- **The request**: Without the pictures, set down every line of the data exactly.

- **Dataset records**:
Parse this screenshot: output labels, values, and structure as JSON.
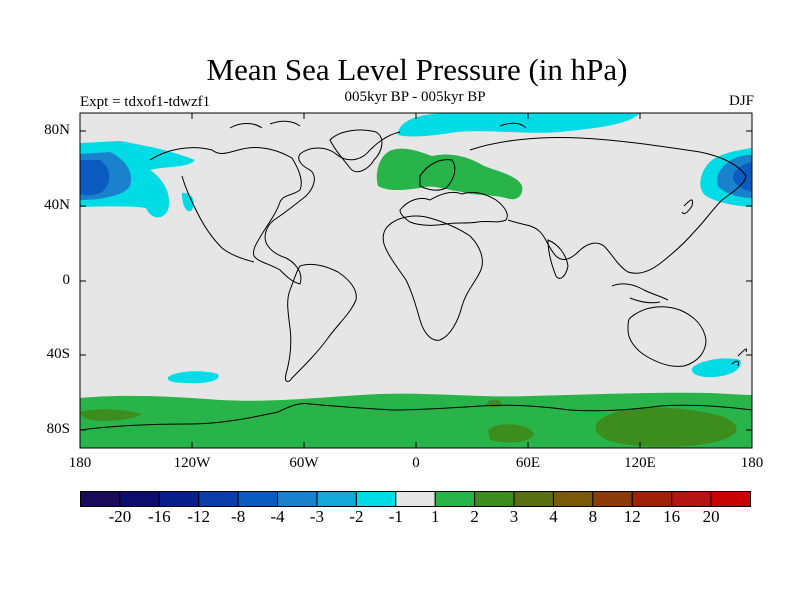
{
  "title": "Mean Sea Level Pressure (in hPa)",
  "subtitle": "005kyr BP - 005kyr BP",
  "left_label": "Expt = tdxof1-tdwzf1",
  "right_label": "DJF",
  "lat_ticks": [
    "80N",
    "40N",
    "0",
    "40S",
    "80S"
  ],
  "lon_ticks": [
    "180",
    "120W",
    "60W",
    "0",
    "60E",
    "120E",
    "180"
  ],
  "colorbar": {
    "colors": [
      "#1a0a5a",
      "#0d0d6e",
      "#0a1f8c",
      "#0a3caa",
      "#0a5cc0",
      "#1a82cc",
      "#14a8d8",
      "#00dce6",
      "#e6e6e6",
      "#28b448",
      "#3c8c1e",
      "#5a6e14",
      "#7a5a0a",
      "#8c3c0a",
      "#a0200a",
      "#b41414",
      "#c80000"
    ],
    "labels": [
      "-20",
      "-16",
      "-12",
      "-8",
      "-4",
      "-3",
      "-2",
      "-1",
      "1",
      "2",
      "3",
      "4",
      "8",
      "12",
      "16",
      "20"
    ]
  },
  "colors": {
    "background_field": "#e6e6e6",
    "negative_light": "#00dce6",
    "negative_mid": "#1a82cc",
    "negative_dark": "#0a5cc0",
    "positive_light": "#28b448",
    "positive_dark": "#5a6e14",
    "coast": "#000000"
  }
}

- **Response below**:
Parse this screenshot: output labels, values, and structure as JSON.
{
  "title": "Mean Sea Level Pressure (in hPa)",
  "subtitle": "005kyr BP - 005kyr BP",
  "left_label": "Expt = tdxof1-tdwzf1",
  "right_label": "DJF",
  "lat_ticks": [
    "80N",
    "40N",
    "0",
    "40S",
    "80S"
  ],
  "lon_ticks": [
    "180",
    "120W",
    "60W",
    "0",
    "60E",
    "120E",
    "180"
  ],
  "colorbar": {
    "colors": [
      "#1a0a5a",
      "#0d0d6e",
      "#0a1f8c",
      "#0a3caa",
      "#0a5cc0",
      "#1a82cc",
      "#14a8d8",
      "#00dce6",
      "#e6e6e6",
      "#28b448",
      "#3c8c1e",
      "#5a6e14",
      "#7a5a0a",
      "#8c3c0a",
      "#a0200a",
      "#b41414",
      "#c80000"
    ],
    "labels": [
      "-20",
      "-16",
      "-12",
      "-8",
      "-4",
      "-3",
      "-2",
      "-1",
      "1",
      "2",
      "3",
      "4",
      "8",
      "12",
      "16",
      "20"
    ]
  },
  "colors": {
    "background_field": "#e6e6e6",
    "negative_light": "#00dce6",
    "negative_mid": "#1a82cc",
    "negative_dark": "#0a5cc0",
    "positive_light": "#28b448",
    "positive_dark": "#5a6e14",
    "coast": "#000000"
  }
}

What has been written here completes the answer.